**What is expected**
Pull out every line below that contains the word "ylabel".

**Extracted records**
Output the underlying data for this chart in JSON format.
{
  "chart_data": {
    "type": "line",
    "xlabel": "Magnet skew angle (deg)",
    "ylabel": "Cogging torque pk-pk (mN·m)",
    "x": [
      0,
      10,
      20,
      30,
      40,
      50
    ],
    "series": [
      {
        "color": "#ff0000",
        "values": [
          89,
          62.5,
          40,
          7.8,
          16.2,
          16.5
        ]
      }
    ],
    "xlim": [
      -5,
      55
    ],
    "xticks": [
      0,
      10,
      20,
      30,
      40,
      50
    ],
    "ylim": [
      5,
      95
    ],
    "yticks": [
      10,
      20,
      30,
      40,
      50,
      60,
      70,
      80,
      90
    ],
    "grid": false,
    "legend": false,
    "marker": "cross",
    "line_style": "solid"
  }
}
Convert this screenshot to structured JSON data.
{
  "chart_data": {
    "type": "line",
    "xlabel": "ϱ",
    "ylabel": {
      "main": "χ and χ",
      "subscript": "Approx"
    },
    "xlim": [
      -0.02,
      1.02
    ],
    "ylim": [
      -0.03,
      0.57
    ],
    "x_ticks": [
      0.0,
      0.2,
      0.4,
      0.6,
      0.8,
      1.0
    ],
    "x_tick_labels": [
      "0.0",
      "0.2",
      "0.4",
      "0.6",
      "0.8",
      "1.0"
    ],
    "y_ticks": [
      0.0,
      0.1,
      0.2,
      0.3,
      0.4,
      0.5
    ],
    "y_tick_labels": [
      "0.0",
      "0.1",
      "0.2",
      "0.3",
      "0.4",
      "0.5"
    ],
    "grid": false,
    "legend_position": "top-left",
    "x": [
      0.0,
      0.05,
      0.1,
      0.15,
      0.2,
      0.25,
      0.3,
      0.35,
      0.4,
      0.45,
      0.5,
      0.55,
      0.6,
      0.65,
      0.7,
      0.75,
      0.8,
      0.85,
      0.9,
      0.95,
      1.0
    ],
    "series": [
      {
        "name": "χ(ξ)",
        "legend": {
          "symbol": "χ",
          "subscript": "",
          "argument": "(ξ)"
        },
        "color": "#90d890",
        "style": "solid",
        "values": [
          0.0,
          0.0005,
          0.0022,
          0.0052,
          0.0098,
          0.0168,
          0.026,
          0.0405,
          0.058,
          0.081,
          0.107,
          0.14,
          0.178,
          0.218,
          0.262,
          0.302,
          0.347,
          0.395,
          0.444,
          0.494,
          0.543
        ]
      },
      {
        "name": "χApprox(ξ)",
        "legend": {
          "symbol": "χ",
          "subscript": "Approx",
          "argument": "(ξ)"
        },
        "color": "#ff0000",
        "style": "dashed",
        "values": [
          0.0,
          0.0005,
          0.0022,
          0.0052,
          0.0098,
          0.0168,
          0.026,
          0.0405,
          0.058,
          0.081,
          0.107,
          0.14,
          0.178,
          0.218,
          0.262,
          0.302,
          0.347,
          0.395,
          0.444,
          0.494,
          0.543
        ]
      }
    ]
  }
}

**Written answer**
    "ylabel": "Cogging torque pk-pk (mN·m)",
    "ylabel": {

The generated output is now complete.